### Requirements
Every record must be written out once more, with nothing added or omitted.

========================================

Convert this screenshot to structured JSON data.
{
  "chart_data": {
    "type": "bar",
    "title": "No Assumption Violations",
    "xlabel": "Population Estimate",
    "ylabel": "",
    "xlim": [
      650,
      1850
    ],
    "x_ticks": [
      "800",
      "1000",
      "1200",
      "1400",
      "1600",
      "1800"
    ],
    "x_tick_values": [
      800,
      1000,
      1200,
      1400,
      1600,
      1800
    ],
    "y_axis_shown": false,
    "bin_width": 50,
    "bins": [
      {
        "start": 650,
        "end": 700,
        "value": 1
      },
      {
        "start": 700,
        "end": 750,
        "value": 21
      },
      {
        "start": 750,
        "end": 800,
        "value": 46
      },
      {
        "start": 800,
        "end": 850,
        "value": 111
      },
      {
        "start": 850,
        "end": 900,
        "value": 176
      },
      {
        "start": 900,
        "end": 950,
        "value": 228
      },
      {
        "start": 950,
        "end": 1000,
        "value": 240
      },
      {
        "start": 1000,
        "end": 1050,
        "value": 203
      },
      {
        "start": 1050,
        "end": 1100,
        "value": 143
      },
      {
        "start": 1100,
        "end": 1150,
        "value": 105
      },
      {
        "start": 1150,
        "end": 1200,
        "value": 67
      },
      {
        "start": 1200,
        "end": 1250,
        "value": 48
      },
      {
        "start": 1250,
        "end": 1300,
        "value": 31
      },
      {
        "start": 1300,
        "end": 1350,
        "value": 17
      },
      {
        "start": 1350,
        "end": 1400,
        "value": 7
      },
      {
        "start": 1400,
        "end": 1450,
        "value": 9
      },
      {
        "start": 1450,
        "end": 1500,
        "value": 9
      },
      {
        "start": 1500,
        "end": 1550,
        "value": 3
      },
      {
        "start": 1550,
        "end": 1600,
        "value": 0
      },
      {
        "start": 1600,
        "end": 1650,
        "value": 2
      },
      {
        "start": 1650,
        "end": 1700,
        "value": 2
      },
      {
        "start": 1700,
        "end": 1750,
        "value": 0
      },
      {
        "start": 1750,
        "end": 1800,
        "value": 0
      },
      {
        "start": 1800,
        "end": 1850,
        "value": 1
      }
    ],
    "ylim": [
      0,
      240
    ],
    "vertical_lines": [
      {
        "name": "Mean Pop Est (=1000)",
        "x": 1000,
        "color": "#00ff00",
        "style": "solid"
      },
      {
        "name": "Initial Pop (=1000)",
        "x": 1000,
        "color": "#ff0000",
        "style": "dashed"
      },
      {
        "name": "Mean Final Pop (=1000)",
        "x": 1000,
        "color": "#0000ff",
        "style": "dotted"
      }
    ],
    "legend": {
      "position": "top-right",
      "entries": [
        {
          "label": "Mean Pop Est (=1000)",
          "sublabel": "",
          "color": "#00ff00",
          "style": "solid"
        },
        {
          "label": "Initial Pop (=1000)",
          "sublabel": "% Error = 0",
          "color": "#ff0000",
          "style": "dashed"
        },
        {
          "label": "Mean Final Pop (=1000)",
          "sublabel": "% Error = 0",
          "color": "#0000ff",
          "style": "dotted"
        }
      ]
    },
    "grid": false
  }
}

========================================

### Solution to the problem
Convert this screenshot to structured JSON data.
{
  "chart_data": {
    "type": "bar",
    "title": "No Assumption Violations",
    "xlabel": "Population Estimate",
    "ylabel": "",
    "xlim": [
      650,
      1850
    ],
    "x_ticks": [
      "800",
      "1000",
      "1200",
      "1400",
      "1600",
      "1800"
    ],
    "x_tick_values": [
      800,
      1000,
      1200,
      1400,
      1600,
      1800
    ],
    "y_axis_shown": false,
    "bin_width": 50,
    "bins": [
      {
        "start": 650,
        "end": 700,
        "value": 1
      },
      {
        "start": 700,
        "end": 750,
        "value": 21
      },
      {
        "start": 750,
        "end": 800,
        "value": 46
      },
      {
        "start": 800,
        "end": 850,
        "value": 111
      },
      {
        "start": 850,
        "end": 900,
        "value": 176
      },
      {
        "start": 900,
        "end": 950,
        "value": 228
      },
      {
        "start": 950,
        "end": 1000,
        "value": 240
      },
      {
        "start": 1000,
        "end": 1050,
        "value": 203
      },
      {
        "start": 1050,
        "end": 1100,
        "value": 143
      },
      {
        "start": 1100,
        "end": 1150,
        "value": 105
      },
      {
        "start": 1150,
        "end": 1200,
        "value": 67
      },
      {
        "start": 1200,
        "end": 1250,
        "value": 48
      },
      {
        "start": 1250,
        "end": 1300,
        "value": 31
      },
      {
        "start": 1300,
        "end": 1350,
        "value": 17
      },
      {
        "start": 1350,
        "end": 1400,
        "value": 7
      },
      {
        "start": 1400,
        "end": 1450,
        "value": 9
      },
      {
        "start": 1450,
        "end": 1500,
        "value": 9
      },
      {
        "start": 1500,
        "end": 1550,
        "value": 3
      },
      {
        "start": 1550,
        "end": 1600,
        "value": 0
      },
      {
        "start": 1600,
        "end": 1650,
        "value": 2
      },
      {
        "start": 1650,
        "end": 1700,
        "value": 2
      },
      {
        "start": 1700,
        "end": 1750,
        "value": 0
      },
      {
        "start": 1750,
        "end": 1800,
        "value": 0
      },
      {
        "start": 1800,
        "end": 1850,
        "value": 1
      }
    ],
    "ylim": [
      0,
      240
    ],
    "vertical_lines": [
      {
        "name": "Mean Pop Est (=1000)",
        "x": 1000,
        "color": "#00ff00",
        "style": "solid"
      },
      {
        "name": "Initial Pop (=1000)",
        "x": 1000,
        "color": "#ff0000",
        "style": "dashed"
      },
      {
        "name": "Mean Final Pop (=1000)",
        "x": 1000,
        "color": "#0000ff",
        "style": "dotted"
      }
    ],
    "legend": {
      "position": "top-right",
      "entries": [
        {
          "label": "Mean Pop Est (=1000)",
          "sublabel": "",
          "color": "#00ff00",
          "style": "solid"
        },
        {
          "label": "Initial Pop (=1000)",
          "sublabel": "% Error = 0",
          "color": "#ff0000",
          "style": "dashed"
        },
        {
          "label": "Mean Final Pop (=1000)",
          "sublabel": "% Error = 0",
          "color": "#0000ff",
          "style": "dotted"
        }
      ]
    },
    "grid": false
  }
}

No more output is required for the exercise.